- Task: From the entries that follow, extract each line holding the string "Flex".

- Data supplied:
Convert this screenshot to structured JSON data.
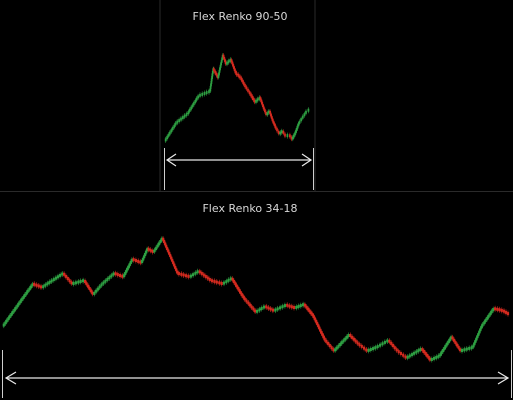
{
  "panels": [
    {
      "title": "Flex Renko 90-50"
    },
    {
      "title": "Flex Renko 34-18"
    }
  ],
  "colors": {
    "up": "#2ea043",
    "down": "#d42a1f",
    "background": "#000000",
    "text": "#d8d8d8"
  },
  "chart_data": [
    {
      "type": "renko",
      "title": "Flex Renko 90-50",
      "path_points": [
        [
          0,
          0
        ],
        [
          7,
          2
        ],
        [
          14,
          3
        ],
        [
          21,
          5
        ],
        [
          28,
          5.5
        ],
        [
          30,
          8
        ],
        [
          33,
          7
        ],
        [
          36,
          9.5
        ],
        [
          38,
          8.5
        ],
        [
          41,
          9
        ],
        [
          44,
          7.5
        ],
        [
          47,
          7
        ],
        [
          50,
          6
        ],
        [
          53,
          5.2
        ],
        [
          56,
          4.3
        ],
        [
          59,
          4.8
        ],
        [
          61,
          3.8
        ],
        [
          63,
          2.9
        ],
        [
          65,
          3.3
        ],
        [
          67,
          2.2
        ],
        [
          69,
          1.4
        ],
        [
          71,
          0.8
        ],
        [
          73,
          1.1
        ],
        [
          75,
          0.5
        ],
        [
          77,
          0.7
        ],
        [
          79,
          0.2
        ],
        [
          81,
          0.9
        ],
        [
          83,
          1.9
        ],
        [
          85,
          2.5
        ],
        [
          88,
          3.3
        ],
        [
          90,
          3.5
        ]
      ],
      "grid": false,
      "legend": "none"
    },
    {
      "type": "renko",
      "title": "Flex Renko 34-18",
      "path_points": [
        [
          0,
          0
        ],
        [
          10,
          6
        ],
        [
          13,
          5.5
        ],
        [
          20,
          7.5
        ],
        [
          23,
          6
        ],
        [
          27,
          6.5
        ],
        [
          30,
          4.5
        ],
        [
          33,
          6
        ],
        [
          37,
          7.5
        ],
        [
          40,
          7
        ],
        [
          43,
          9.5
        ],
        [
          46,
          9
        ],
        [
          48,
          11
        ],
        [
          50,
          10.5
        ],
        [
          53,
          12.5
        ],
        [
          56,
          9.5
        ],
        [
          58,
          7.5
        ],
        [
          62,
          7
        ],
        [
          65,
          7.8
        ],
        [
          69,
          6.5
        ],
        [
          73,
          6
        ],
        [
          76,
          6.8
        ],
        [
          80,
          4
        ],
        [
          84,
          2
        ],
        [
          87,
          2.8
        ],
        [
          90,
          2.2
        ],
        [
          94,
          3
        ],
        [
          97,
          2.6
        ],
        [
          100,
          3.1
        ],
        [
          103,
          1.5
        ],
        [
          107,
          -2
        ],
        [
          110,
          -3.5
        ],
        [
          115,
          -1.2
        ],
        [
          118,
          -2.5
        ],
        [
          121,
          -3.5
        ],
        [
          124,
          -3
        ],
        [
          128,
          -2
        ],
        [
          131,
          -3.5
        ],
        [
          134,
          -4.5
        ],
        [
          139,
          -3.2
        ],
        [
          142,
          -4.8
        ],
        [
          145,
          -4.2
        ],
        [
          149,
          -1.5
        ],
        [
          152,
          -3.5
        ],
        [
          156,
          -3
        ],
        [
          159,
          0
        ],
        [
          163,
          2.5
        ],
        [
          166,
          2.2
        ],
        [
          168,
          1.7
        ]
      ],
      "grid": false,
      "legend": "none"
    }
  ]
}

- Reply:
      "title": "Flex Renko 90-50"
      "title": "Flex Renko 34-18"
      "title": "Flex Renko 90-50",
      "title": "Flex Renko 34-18",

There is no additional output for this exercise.